What to do » Collect all the lines that mention the word "color".

Given information »
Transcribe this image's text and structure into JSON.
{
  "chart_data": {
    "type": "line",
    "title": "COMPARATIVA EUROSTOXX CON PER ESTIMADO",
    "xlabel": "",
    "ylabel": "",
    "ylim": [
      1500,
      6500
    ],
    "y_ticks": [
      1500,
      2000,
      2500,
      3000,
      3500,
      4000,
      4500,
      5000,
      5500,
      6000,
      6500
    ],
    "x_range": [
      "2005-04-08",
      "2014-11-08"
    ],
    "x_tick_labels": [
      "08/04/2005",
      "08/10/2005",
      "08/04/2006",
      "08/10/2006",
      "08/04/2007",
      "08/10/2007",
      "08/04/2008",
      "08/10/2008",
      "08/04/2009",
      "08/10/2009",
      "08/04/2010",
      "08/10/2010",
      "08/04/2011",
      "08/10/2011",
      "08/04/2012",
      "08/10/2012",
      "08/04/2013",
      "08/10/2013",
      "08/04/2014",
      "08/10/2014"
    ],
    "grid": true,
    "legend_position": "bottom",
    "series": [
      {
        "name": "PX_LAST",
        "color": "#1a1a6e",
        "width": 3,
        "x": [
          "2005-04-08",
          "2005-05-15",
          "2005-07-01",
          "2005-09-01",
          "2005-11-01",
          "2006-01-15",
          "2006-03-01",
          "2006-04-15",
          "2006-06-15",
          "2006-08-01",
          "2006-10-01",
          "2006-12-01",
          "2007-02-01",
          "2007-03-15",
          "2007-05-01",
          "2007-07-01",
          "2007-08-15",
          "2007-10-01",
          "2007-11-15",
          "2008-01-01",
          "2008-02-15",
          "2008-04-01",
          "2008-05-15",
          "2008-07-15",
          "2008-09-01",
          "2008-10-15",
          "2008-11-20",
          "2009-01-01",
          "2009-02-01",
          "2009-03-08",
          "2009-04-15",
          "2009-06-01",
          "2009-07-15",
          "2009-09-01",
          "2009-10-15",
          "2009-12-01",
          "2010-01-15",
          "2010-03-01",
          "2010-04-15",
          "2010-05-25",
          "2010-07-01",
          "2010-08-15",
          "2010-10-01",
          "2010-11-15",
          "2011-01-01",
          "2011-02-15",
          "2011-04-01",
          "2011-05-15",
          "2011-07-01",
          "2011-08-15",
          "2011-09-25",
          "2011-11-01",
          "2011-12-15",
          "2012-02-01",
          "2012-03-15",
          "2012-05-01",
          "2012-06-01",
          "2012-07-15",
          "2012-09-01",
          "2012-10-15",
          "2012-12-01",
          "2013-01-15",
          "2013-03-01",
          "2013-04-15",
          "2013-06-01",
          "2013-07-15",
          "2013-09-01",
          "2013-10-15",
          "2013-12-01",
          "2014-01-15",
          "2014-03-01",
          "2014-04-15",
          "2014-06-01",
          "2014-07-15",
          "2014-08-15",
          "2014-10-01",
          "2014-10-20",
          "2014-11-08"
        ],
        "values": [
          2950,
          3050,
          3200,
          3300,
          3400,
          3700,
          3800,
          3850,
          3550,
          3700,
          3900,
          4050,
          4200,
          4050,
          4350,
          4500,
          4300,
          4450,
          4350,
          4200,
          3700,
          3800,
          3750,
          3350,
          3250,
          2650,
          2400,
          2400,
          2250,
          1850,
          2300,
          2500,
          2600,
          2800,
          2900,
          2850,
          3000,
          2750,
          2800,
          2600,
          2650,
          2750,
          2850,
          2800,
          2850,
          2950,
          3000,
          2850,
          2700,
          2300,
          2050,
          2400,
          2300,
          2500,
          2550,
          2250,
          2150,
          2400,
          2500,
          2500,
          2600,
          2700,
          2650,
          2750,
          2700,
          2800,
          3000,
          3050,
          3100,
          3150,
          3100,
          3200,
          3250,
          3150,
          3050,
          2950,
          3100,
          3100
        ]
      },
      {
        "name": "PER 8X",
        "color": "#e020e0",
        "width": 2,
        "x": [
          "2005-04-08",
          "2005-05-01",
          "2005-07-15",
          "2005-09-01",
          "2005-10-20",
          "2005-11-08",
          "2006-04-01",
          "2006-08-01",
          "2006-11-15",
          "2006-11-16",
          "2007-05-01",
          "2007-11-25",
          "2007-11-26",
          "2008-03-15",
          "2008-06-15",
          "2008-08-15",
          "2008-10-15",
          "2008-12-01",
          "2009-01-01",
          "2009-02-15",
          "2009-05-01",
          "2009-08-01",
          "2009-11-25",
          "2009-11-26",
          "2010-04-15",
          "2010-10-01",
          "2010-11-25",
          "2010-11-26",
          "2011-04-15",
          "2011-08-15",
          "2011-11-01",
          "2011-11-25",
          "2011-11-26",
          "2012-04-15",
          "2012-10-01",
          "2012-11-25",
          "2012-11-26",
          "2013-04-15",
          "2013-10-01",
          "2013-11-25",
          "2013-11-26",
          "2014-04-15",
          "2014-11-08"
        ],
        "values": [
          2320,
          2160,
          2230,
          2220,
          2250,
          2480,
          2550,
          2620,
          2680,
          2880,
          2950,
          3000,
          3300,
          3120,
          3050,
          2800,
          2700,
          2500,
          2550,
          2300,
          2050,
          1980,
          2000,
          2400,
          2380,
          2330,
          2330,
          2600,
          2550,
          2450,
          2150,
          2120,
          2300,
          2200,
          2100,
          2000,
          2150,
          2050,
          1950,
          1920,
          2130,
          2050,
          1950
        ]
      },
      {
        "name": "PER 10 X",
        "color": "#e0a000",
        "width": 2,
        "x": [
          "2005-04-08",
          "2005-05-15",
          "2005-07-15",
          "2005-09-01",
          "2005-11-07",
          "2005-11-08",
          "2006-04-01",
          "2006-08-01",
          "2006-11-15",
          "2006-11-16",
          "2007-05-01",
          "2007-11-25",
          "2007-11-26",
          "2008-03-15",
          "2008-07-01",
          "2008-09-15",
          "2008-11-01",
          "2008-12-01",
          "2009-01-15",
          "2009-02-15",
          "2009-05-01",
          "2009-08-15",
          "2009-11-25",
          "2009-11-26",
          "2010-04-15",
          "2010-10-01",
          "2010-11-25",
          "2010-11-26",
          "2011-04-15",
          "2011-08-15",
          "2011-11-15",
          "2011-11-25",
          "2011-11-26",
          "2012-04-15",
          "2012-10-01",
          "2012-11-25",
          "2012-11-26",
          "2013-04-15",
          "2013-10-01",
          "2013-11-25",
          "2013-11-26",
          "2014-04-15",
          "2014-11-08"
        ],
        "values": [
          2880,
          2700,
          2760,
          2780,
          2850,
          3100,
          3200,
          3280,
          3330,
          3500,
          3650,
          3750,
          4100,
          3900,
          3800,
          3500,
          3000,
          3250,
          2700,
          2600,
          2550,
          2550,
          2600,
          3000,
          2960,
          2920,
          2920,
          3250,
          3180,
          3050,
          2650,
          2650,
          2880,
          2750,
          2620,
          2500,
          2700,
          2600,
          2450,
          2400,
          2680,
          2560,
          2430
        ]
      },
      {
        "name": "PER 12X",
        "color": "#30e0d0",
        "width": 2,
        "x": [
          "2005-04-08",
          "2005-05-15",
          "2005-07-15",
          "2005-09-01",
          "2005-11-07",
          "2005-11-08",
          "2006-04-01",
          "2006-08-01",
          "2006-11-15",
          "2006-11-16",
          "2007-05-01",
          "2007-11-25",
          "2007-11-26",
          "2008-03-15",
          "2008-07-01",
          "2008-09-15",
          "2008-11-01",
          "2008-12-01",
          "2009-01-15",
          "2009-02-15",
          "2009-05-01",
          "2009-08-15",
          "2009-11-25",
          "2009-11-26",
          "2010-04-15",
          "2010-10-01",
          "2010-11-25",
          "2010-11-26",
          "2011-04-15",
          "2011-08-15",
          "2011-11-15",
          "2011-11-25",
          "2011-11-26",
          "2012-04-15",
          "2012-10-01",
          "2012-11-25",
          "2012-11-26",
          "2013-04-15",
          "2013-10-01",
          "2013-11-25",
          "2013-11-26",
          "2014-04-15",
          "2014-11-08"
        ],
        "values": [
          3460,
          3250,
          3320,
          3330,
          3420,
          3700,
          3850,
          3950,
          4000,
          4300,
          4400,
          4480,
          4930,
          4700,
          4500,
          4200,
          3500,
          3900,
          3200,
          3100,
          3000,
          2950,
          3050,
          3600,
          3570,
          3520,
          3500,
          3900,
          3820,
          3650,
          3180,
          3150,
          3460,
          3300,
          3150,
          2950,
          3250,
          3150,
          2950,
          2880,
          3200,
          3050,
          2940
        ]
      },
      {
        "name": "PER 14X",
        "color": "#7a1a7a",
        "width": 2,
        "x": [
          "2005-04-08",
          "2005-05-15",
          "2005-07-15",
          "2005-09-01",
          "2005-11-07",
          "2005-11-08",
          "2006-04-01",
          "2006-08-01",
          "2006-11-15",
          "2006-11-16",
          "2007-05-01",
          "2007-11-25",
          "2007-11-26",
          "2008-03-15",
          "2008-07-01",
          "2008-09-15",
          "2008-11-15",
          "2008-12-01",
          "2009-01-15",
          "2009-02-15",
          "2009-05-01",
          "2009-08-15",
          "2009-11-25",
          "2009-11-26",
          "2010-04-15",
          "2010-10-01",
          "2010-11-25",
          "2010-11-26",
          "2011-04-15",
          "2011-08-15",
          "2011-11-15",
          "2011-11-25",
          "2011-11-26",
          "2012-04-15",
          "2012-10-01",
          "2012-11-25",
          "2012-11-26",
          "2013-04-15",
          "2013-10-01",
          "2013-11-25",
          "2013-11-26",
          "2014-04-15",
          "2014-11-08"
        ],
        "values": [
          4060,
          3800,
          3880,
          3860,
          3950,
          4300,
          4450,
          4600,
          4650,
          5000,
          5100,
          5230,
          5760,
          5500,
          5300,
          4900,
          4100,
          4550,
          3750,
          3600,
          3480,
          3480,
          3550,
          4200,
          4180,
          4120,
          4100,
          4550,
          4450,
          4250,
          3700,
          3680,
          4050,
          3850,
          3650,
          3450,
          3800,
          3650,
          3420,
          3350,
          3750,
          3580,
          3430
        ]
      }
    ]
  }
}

Answer for this exercise »
        "color": "#1a1a6e",
        "color": "#e020e0",
        "color": "#e0a000",
        "color": "#30e0d0",
        "color": "#7a1a7a",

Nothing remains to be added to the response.